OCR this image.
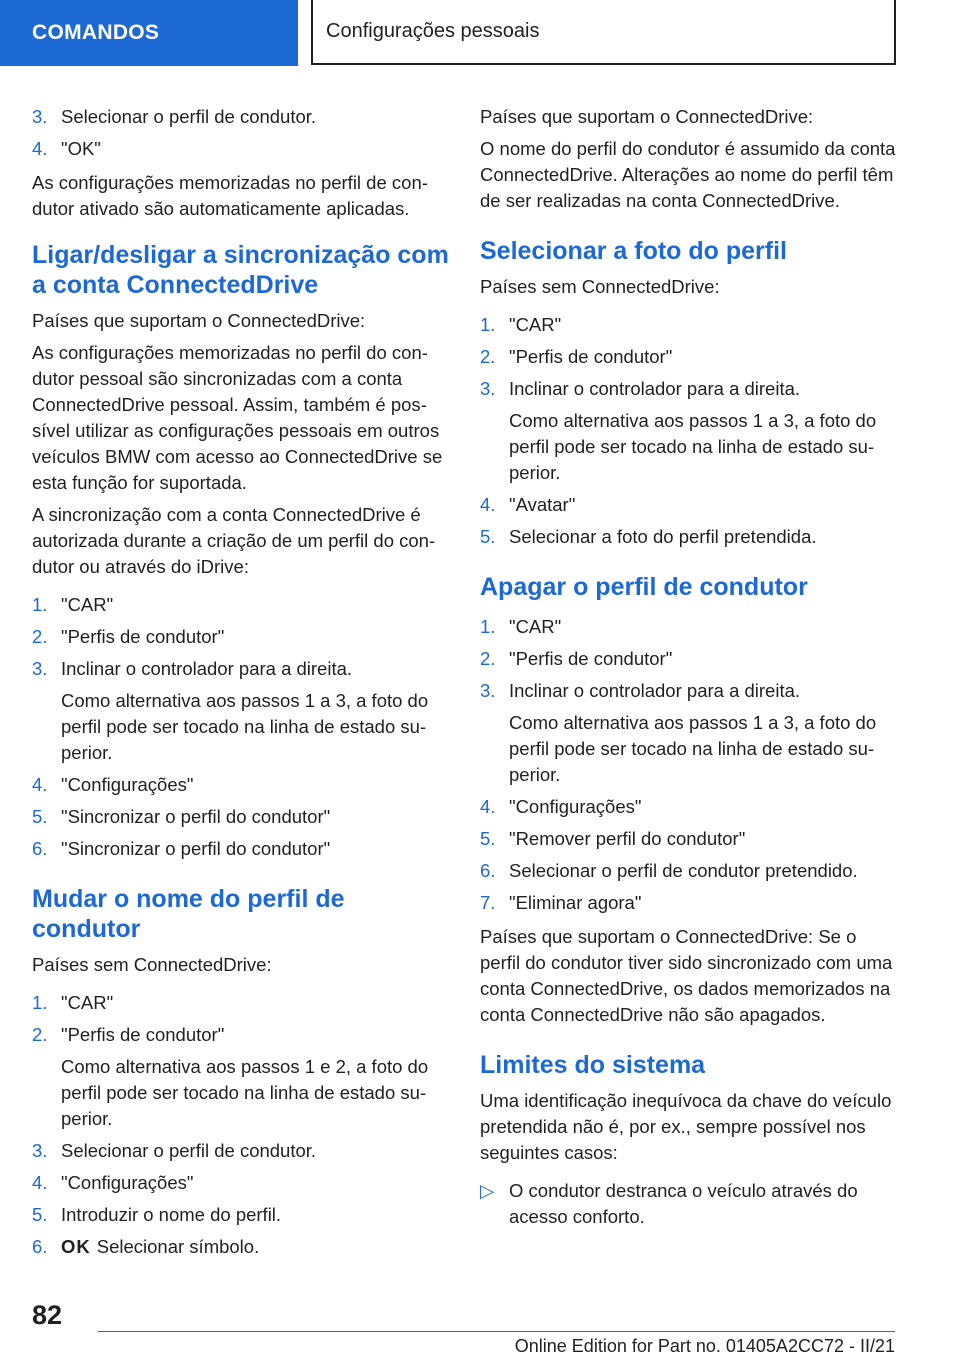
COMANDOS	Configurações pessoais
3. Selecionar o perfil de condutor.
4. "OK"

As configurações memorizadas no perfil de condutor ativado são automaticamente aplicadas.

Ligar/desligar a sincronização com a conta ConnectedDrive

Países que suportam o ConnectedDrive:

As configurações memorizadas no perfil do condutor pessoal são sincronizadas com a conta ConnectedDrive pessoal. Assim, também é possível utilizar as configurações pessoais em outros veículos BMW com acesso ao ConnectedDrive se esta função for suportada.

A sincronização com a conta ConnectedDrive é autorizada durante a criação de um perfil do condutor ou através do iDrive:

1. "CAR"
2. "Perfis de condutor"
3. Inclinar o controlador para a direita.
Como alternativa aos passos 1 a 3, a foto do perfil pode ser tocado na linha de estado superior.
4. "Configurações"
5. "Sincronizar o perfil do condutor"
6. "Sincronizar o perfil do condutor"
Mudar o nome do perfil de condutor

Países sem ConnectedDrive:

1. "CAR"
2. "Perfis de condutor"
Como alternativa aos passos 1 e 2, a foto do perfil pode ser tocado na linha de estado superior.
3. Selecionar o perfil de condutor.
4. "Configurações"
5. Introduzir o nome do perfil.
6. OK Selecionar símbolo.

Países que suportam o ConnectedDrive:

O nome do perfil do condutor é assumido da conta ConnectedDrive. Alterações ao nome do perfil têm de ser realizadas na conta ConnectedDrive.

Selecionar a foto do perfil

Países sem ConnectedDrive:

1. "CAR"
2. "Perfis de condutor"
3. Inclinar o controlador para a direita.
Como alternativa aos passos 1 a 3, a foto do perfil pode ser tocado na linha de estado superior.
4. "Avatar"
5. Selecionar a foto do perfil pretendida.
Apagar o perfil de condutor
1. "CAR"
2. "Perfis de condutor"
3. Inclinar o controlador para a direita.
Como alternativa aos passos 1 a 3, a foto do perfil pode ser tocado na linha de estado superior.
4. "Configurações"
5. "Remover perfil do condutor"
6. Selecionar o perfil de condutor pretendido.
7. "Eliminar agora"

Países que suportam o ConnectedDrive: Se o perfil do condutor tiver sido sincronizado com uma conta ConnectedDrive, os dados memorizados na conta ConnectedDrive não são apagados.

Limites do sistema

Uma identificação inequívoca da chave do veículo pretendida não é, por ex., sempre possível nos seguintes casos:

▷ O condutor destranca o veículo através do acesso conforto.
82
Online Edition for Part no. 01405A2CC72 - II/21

○ ○ ○ ○ ○

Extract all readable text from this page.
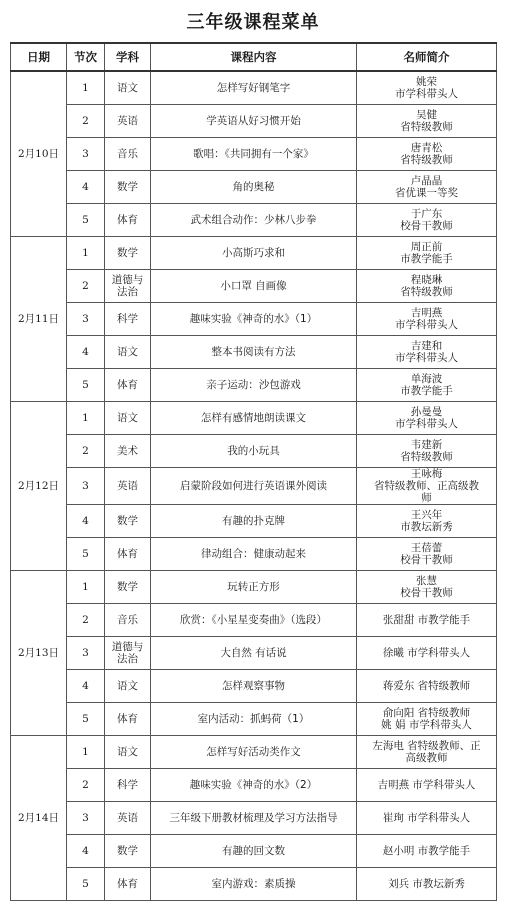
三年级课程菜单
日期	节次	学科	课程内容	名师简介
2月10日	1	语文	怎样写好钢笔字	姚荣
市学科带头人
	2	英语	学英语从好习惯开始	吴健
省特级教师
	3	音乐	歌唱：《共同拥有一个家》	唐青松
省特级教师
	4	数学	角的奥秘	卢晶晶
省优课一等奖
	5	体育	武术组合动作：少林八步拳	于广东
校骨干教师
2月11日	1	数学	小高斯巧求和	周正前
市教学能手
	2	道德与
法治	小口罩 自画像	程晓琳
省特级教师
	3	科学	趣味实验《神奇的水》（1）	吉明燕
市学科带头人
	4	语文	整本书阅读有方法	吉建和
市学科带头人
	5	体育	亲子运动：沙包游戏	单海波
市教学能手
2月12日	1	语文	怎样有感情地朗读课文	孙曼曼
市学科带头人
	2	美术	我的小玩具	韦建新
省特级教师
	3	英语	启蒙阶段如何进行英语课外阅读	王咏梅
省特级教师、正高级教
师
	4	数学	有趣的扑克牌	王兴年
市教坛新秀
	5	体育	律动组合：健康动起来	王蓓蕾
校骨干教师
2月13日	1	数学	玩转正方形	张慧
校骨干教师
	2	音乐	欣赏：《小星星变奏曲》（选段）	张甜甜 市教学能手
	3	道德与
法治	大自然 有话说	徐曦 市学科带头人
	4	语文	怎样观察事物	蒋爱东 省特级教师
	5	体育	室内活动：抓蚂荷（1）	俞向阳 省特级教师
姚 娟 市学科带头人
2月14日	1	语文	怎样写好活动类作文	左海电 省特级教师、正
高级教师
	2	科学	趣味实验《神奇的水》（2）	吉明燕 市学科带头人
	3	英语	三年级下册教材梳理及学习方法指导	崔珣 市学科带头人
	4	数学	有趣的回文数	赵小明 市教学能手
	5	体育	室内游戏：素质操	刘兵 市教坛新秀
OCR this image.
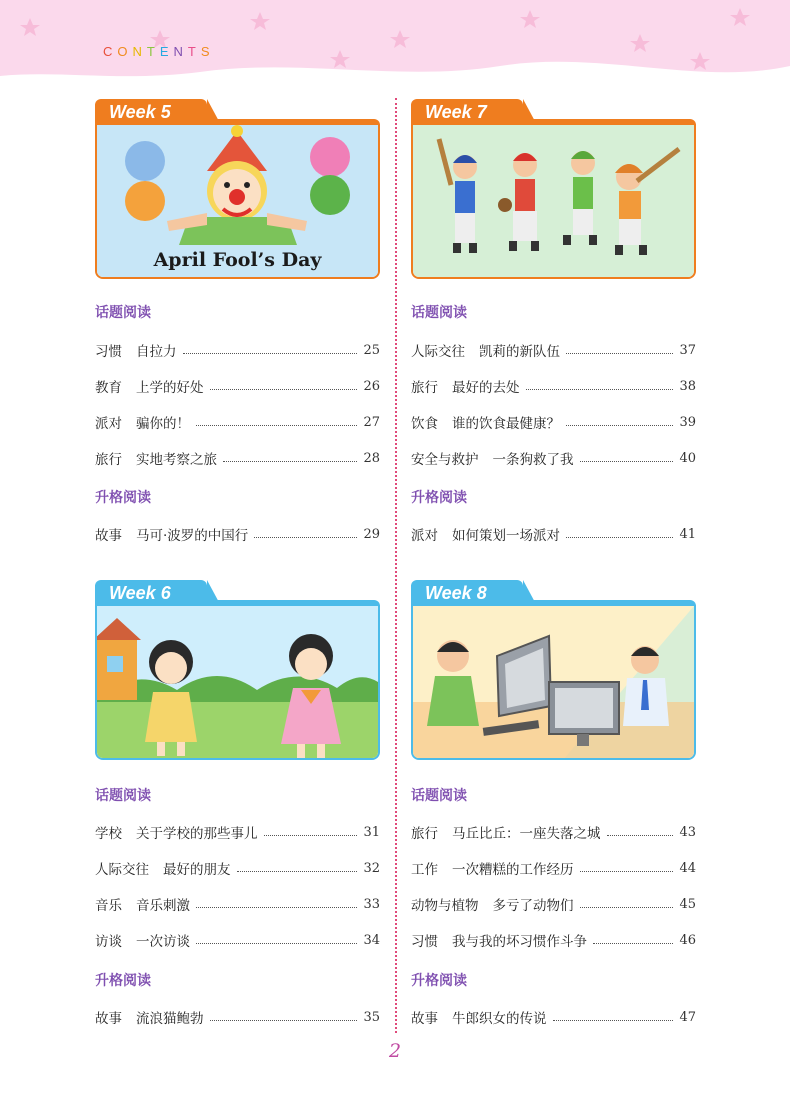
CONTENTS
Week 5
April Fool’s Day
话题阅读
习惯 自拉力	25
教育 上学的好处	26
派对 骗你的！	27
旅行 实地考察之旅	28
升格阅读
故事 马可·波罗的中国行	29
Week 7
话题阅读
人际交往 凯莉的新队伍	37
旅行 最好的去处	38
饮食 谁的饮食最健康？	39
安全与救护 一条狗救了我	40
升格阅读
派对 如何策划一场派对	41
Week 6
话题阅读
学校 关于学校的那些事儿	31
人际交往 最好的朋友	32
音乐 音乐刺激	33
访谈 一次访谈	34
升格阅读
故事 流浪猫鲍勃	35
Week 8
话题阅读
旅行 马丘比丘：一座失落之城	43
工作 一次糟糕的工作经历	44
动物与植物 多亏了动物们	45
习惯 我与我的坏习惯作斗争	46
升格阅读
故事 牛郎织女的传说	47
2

○ ○ ○ ○ ○

● **DIRECTIONS FOR THIS TASK**: Looking at the entries above, state how many lines contain "pessoais"; give the number alone.

● **OUTPUT**: 2